[Data records]
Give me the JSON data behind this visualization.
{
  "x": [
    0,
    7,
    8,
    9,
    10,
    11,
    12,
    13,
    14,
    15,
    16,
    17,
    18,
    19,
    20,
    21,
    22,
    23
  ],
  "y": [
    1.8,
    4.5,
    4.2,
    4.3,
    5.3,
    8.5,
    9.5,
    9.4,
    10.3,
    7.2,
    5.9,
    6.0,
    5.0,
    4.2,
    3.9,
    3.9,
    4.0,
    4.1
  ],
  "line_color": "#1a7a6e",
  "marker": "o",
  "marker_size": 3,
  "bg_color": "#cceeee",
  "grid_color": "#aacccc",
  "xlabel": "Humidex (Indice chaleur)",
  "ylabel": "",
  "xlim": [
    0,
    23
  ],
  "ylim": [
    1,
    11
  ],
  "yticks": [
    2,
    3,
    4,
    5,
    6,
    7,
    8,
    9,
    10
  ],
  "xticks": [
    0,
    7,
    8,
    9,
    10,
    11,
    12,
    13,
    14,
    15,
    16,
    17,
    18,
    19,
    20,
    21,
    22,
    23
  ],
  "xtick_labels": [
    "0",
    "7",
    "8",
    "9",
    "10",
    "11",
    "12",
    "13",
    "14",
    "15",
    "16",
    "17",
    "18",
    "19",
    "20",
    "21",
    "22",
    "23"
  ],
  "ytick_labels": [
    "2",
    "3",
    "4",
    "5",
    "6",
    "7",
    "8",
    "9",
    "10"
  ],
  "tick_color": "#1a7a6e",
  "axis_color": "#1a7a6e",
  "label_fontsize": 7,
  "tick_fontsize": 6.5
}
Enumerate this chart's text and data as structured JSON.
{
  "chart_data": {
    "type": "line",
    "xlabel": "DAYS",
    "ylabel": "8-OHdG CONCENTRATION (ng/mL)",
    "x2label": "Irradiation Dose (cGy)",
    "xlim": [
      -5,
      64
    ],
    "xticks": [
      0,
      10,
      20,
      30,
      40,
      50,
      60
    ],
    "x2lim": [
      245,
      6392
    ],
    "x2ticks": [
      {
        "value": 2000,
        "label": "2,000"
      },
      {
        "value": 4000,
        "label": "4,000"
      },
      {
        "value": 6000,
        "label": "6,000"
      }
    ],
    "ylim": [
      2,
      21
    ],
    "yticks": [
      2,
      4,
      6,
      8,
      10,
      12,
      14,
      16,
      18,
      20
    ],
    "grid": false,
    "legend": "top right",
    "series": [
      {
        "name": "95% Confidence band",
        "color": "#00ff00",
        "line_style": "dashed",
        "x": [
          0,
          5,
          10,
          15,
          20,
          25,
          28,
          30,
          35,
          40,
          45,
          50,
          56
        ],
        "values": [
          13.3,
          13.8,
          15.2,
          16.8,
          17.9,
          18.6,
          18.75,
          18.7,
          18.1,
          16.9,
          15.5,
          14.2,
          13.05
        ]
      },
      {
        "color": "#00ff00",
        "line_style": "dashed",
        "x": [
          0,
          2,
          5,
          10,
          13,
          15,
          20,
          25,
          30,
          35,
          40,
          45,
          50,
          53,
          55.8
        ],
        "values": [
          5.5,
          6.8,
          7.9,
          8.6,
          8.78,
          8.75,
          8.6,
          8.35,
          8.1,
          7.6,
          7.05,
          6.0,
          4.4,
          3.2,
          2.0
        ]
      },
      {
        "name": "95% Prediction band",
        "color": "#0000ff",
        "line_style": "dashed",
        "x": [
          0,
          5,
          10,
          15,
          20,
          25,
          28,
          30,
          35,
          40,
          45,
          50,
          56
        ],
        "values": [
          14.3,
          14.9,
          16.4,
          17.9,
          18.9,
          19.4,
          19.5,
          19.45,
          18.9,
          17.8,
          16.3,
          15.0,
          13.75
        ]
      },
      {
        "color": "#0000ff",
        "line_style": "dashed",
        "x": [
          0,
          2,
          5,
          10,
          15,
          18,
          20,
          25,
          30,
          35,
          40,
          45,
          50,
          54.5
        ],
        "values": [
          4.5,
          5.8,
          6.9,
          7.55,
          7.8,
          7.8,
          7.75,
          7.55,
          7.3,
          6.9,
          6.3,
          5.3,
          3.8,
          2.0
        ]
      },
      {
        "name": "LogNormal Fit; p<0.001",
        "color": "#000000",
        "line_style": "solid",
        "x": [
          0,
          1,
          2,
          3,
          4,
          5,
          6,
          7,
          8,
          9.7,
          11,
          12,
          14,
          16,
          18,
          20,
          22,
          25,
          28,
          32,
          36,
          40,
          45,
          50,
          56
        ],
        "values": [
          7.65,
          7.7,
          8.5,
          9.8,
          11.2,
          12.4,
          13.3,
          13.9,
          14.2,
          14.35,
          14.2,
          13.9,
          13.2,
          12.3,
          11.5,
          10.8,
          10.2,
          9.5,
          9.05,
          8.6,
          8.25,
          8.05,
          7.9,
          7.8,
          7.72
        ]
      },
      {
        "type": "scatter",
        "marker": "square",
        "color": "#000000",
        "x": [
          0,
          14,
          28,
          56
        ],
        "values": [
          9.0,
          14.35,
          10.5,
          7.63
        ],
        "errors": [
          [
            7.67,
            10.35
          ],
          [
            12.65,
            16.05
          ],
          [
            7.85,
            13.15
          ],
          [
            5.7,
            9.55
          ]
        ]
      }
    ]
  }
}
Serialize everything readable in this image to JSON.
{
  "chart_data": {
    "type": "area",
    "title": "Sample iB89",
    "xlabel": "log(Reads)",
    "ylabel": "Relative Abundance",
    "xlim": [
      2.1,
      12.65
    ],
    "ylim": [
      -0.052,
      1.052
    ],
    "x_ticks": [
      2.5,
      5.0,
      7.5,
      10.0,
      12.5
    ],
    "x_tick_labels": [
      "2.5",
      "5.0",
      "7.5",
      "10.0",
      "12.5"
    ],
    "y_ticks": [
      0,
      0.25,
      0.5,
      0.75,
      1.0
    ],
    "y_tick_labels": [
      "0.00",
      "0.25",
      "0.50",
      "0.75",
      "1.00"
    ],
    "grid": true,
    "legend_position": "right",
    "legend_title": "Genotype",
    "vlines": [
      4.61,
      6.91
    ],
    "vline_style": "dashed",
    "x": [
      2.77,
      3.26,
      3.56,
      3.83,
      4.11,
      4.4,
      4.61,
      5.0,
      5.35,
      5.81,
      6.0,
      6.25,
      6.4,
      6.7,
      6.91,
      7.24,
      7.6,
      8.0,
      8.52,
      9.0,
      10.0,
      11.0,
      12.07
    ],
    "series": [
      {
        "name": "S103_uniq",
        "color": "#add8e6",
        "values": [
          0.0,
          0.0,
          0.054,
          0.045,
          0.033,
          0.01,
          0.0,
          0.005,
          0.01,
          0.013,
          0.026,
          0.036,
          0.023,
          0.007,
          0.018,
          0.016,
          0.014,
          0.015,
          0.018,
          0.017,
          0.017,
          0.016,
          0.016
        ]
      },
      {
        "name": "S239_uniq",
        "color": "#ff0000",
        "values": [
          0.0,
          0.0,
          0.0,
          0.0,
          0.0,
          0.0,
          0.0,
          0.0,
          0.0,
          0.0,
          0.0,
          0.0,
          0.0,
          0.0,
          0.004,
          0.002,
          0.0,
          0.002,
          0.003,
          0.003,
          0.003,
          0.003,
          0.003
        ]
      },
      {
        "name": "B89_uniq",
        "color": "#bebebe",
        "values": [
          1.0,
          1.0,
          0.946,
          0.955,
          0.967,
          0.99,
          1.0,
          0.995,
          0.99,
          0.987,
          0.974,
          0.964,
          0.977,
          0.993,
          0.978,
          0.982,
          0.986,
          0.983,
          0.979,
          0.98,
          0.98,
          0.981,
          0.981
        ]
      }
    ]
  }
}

EXERCISE TASK:
Repeat every entry word for word.

SOLVED PROBLEM:
Give me the JSON data behind this visualization.
{
  "x": [
    0,
    7,
    8,
    9,
    10,
    11,
    12,
    13,
    14,
    15,
    16,
    17,
    18,
    19,
    20,
    21,
    22,
    23
  ],
  "y": [
    1.8,
    4.5,
    4.2,
    4.3,
    5.3,
    8.5,
    9.5,
    9.4,
    10.3,
    7.2,
    5.9,
    6.0,
    5.0,
    4.2,
    3.9,
    3.9,
    4.0,
    4.1
  ],
  "line_color": "#1a7a6e",
  "marker": "o",
  "marker_size": 3,
  "bg_color": "#cceeee",
  "grid_color": "#aacccc",
  "xlabel": "Humidex (Indice chaleur)",
  "ylabel": "",
  "xlim": [
    0,
    23
  ],
  "ylim": [
    1,
    11
  ],
  "yticks": [
    2,
    3,
    4,
    5,
    6,
    7,
    8,
    9,
    10
  ],
  "xticks": [
    0,
    7,
    8,
    9,
    10,
    11,
    12,
    13,
    14,
    15,
    16,
    17,
    18,
    19,
    20,
    21,
    22,
    23
  ],
  "xtick_labels": [
    "0",
    "7",
    "8",
    "9",
    "10",
    "11",
    "12",
    "13",
    "14",
    "15",
    "16",
    "17",
    "18",
    "19",
    "20",
    "21",
    "22",
    "23"
  ],
  "ytick_labels": [
    "2",
    "3",
    "4",
    "5",
    "6",
    "7",
    "8",
    "9",
    "10"
  ],
  "tick_color": "#1a7a6e",
  "axis_color": "#1a7a6e",
  "label_fontsize": 7,
  "tick_fontsize": 6.5
}
Enumerate this chart's text and data as structured JSON.
{
  "chart_data": {
    "type": "line",
    "xlabel": "DAYS",
    "ylabel": "8-OHdG CONCENTRATION (ng/mL)",
    "x2label": "Irradiation Dose (cGy)",
    "xlim": [
      -5,
      64
    ],
    "xticks": [
      0,
      10,
      20,
      30,
      40,
      50,
      60
    ],
    "x2lim": [
      245,
      6392
    ],
    "x2ticks": [
      {
        "value": 2000,
        "label": "2,000"
      },
      {
        "value": 4000,
        "label": "4,000"
      },
      {
        "value": 6000,
        "label": "6,000"
      }
    ],
    "ylim": [
      2,
      21
    ],
    "yticks": [
      2,
      4,
      6,
      8,
      10,
      12,
      14,
      16,
      18,
      20
    ],
    "grid": false,
    "legend": "top right",
    "series": [
      {
        "name": "95% Confidence band",
        "color": "#00ff00",
        "line_style": "dashed",
        "x": [
          0,
          5,
          10,
          15,
          20,
          25,
          28,
          30,
          35,
          40,
          45,
          50,
          56
        ],
        "values": [
          13.3,
          13.8,
          15.2,
          16.8,
          17.9,
          18.6,
          18.75,
          18.7,
          18.1,
          16.9,
          15.5,
          14.2,
          13.05
        ]
      },
      {
        "color": "#00ff00",
        "line_style": "dashed",
        "x": [
          0,
          2,
          5,
          10,
          13,
          15,
          20,
          25,
          30,
          35,
          40,
          45,
          50,
          53,
          55.8
        ],
        "values": [
          5.5,
          6.8,
          7.9,
          8.6,
          8.78,
          8.75,
          8.6,
          8.35,
          8.1,
          7.6,
          7.05,
          6.0,
          4.4,
          3.2,
          2.0
        ]
      },
      {
        "name": "95% Prediction band",
        "color": "#0000ff",
        "line_style": "dashed",
        "x": [
          0,
          5,
          10,
          15,
          20,
          25,
          28,
          30,
          35,
          40,
          45,
          50,
          56
        ],
        "values": [
          14.3,
          14.9,
          16.4,
          17.9,
          18.9,
          19.4,
          19.5,
          19.45,
          18.9,
          17.8,
          16.3,
          15.0,
          13.75
        ]
      },
      {
        "color": "#0000ff",
        "line_style": "dashed",
        "x": [
          0,
          2,
          5,
          10,
          15,
          18,
          20,
          25,
          30,
          35,
          40,
          45,
          50,
          54.5
        ],
        "values": [
          4.5,
          5.8,
          6.9,
          7.55,
          7.8,
          7.8,
          7.75,
          7.55,
          7.3,
          6.9,
          6.3,
          5.3,
          3.8,
          2.0
        ]
      },
      {
        "name": "LogNormal Fit; p<0.001",
        "color": "#000000",
        "line_style": "solid",
        "x": [
          0,
          1,
          2,
          3,
          4,
          5,
          6,
          7,
          8,
          9.7,
          11,
          12,
          14,
          16,
          18,
          20,
          22,
          25,
          28,
          32,
          36,
          40,
          45,
          50,
          56
        ],
        "values": [
          7.65,
          7.7,
          8.5,
          9.8,
          11.2,
          12.4,
          13.3,
          13.9,
          14.2,
          14.35,
          14.2,
          13.9,
          13.2,
          12.3,
          11.5,
          10.8,
          10.2,
          9.5,
          9.05,
          8.6,
          8.25,
          8.05,
          7.9,
          7.8,
          7.72
        ]
      },
      {
        "type": "scatter",
        "marker": "square",
        "color": "#000000",
        "x": [
          0,
          14,
          28,
          56
        ],
        "values": [
          9.0,
          14.35,
          10.5,
          7.63
        ],
        "errors": [
          [
            7.67,
            10.35
          ],
          [
            12.65,
            16.05
          ],
          [
            7.85,
            13.15
          ],
          [
            5.7,
            9.55
          ]
        ]
      }
    ]
  }
}
Serialize everything readable in this image to JSON.
{
  "chart_data": {
    "type": "area",
    "title": "Sample iB89",
    "xlabel": "log(Reads)",
    "ylabel": "Relative Abundance",
    "xlim": [
      2.1,
      12.65
    ],
    "ylim": [
      -0.052,
      1.052
    ],
    "x_ticks": [
      2.5,
      5.0,
      7.5,
      10.0,
      12.5
    ],
    "x_tick_labels": [
      "2.5",
      "5.0",
      "7.5",
      "10.0",
      "12.5"
    ],
    "y_ticks": [
      0,
      0.25,
      0.5,
      0.75,
      1.0
    ],
    "y_tick_labels": [
      "0.00",
      "0.25",
      "0.50",
      "0.75",
      "1.00"
    ],
    "grid": true,
    "legend_position": "right",
    "legend_title": "Genotype",
    "vlines": [
      4.61,
      6.91
    ],
    "vline_style": "dashed",
    "x": [
      2.77,
      3.26,
      3.56,
      3.83,
      4.11,
      4.4,
      4.61,
      5.0,
      5.35,
      5.81,
      6.0,
      6.25,
      6.4,
      6.7,
      6.91,
      7.24,
      7.6,
      8.0,
      8.52,
      9.0,
      10.0,
      11.0,
      12.07
    ],
    "series": [
      {
        "name": "S103_uniq",
        "color": "#add8e6",
        "values": [
          0.0,
          0.0,
          0.054,
          0.045,
          0.033,
          0.01,
          0.0,
          0.005,
          0.01,
          0.013,
          0.026,
          0.036,
          0.023,
          0.007,
          0.018,
          0.016,
          0.014,
          0.015,
          0.018,
          0.017,
          0.017,
          0.016,
          0.016
        ]
      },
      {
        "name": "S239_uniq",
        "color": "#ff0000",
        "values": [
          0.0,
          0.0,
          0.0,
          0.0,
          0.0,
          0.0,
          0.0,
          0.0,
          0.0,
          0.0,
          0.0,
          0.0,
          0.0,
          0.0,
          0.004,
          0.002,
          0.0,
          0.002,
          0.003,
          0.003,
          0.003,
          0.003,
          0.003
        ]
      },
      {
        "name": "B89_uniq",
        "color": "#bebebe",
        "values": [
          1.0,
          1.0,
          0.946,
          0.955,
          0.967,
          0.99,
          1.0,
          0.995,
          0.99,
          0.987,
          0.974,
          0.964,
          0.977,
          0.993,
          0.978,
          0.982,
          0.986,
          0.983,
          0.979,
          0.98,
          0.98,
          0.981,
          0.981
        ]
      }
    ]
  }
}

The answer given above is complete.